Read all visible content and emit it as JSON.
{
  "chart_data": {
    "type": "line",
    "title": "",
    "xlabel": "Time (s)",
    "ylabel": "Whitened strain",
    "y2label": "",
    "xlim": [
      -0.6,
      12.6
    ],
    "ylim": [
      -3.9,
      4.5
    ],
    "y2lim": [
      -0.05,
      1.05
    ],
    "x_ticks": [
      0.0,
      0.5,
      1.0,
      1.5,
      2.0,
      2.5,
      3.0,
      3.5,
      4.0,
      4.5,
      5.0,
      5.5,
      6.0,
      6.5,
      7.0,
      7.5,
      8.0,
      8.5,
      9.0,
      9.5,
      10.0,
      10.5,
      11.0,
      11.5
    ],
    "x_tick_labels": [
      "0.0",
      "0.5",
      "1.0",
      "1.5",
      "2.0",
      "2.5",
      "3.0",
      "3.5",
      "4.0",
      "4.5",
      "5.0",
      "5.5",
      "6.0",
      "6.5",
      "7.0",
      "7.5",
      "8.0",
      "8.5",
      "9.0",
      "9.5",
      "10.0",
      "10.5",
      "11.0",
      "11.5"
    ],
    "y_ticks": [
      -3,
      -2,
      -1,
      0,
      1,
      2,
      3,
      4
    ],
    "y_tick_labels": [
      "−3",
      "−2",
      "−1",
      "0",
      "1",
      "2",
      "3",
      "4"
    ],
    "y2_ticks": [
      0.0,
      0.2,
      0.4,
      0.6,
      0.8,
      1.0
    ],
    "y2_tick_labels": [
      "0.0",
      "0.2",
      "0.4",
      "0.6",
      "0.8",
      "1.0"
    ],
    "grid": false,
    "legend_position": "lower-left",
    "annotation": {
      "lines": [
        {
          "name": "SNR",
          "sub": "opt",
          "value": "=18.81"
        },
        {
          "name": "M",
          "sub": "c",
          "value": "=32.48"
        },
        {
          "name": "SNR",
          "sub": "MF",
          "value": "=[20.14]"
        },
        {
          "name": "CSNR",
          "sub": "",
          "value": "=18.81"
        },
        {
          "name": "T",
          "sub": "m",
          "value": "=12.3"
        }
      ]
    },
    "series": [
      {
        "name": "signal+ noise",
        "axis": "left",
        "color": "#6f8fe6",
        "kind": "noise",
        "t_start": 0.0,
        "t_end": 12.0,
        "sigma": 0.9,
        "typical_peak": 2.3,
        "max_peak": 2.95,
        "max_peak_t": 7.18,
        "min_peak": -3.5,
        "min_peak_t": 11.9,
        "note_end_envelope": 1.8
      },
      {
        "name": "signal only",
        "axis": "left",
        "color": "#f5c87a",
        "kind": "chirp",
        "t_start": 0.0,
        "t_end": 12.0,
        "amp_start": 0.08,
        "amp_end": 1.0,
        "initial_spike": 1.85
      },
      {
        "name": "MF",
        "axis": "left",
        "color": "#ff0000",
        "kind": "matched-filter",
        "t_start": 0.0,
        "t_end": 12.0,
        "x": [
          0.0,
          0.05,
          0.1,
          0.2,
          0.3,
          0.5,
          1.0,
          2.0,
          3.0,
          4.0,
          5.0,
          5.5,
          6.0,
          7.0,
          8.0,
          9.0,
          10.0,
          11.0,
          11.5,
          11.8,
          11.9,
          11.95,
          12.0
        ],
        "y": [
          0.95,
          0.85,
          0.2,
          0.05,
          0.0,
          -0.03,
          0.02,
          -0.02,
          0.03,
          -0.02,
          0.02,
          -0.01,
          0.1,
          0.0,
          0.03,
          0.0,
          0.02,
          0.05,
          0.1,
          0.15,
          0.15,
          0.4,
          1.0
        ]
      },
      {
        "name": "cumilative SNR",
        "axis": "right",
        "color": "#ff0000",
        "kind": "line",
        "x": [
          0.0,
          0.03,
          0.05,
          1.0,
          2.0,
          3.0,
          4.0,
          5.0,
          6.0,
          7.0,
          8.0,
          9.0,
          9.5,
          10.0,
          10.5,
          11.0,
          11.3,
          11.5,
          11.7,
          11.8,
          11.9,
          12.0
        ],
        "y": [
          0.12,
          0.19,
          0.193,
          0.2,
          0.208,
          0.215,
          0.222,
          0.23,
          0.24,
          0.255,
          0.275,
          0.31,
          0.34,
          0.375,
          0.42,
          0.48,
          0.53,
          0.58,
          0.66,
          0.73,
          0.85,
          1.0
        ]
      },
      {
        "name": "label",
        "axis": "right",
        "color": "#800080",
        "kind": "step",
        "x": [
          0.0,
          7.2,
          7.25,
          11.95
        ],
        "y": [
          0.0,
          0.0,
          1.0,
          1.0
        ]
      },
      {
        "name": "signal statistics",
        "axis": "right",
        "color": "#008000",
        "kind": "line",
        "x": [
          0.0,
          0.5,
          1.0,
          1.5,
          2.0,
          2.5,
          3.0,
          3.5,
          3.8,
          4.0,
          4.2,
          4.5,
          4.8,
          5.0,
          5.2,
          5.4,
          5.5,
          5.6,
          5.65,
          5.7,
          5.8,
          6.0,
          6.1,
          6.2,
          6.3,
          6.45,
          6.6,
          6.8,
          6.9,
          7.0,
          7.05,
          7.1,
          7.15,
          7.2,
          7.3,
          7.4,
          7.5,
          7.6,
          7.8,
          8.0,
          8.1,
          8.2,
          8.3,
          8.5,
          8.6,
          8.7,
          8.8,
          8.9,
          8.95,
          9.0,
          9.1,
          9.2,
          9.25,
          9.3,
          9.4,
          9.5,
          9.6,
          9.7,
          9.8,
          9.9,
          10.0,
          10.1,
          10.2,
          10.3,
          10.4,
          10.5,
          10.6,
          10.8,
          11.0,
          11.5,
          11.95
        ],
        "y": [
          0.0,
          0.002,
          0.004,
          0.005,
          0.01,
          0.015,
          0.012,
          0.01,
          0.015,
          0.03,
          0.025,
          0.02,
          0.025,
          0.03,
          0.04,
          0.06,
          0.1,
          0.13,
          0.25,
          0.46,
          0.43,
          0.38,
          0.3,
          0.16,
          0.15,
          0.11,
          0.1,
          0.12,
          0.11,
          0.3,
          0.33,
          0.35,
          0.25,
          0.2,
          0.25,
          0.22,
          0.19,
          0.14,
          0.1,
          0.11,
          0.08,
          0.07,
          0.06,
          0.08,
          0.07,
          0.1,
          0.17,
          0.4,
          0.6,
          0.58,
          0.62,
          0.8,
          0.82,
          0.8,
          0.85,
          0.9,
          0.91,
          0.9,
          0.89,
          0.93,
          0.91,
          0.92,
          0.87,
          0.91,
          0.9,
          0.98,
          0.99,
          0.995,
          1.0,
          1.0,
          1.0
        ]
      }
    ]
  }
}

_GOAL OF THE EXERCISE_
Lines that hold the word "name" are the ones to return, every one of them.

_COMPLETED EXERCISE_
          "name": "SNR",
          "name": "M",
          "name": "SNR",
          "name": "CSNR",
          "name": "T",
        "name": "signal+ noise",
        "name": "signal only",
        "name": "MF",
        "name": "cumilative SNR",
        "name": "label",
        "name": "signal statistics",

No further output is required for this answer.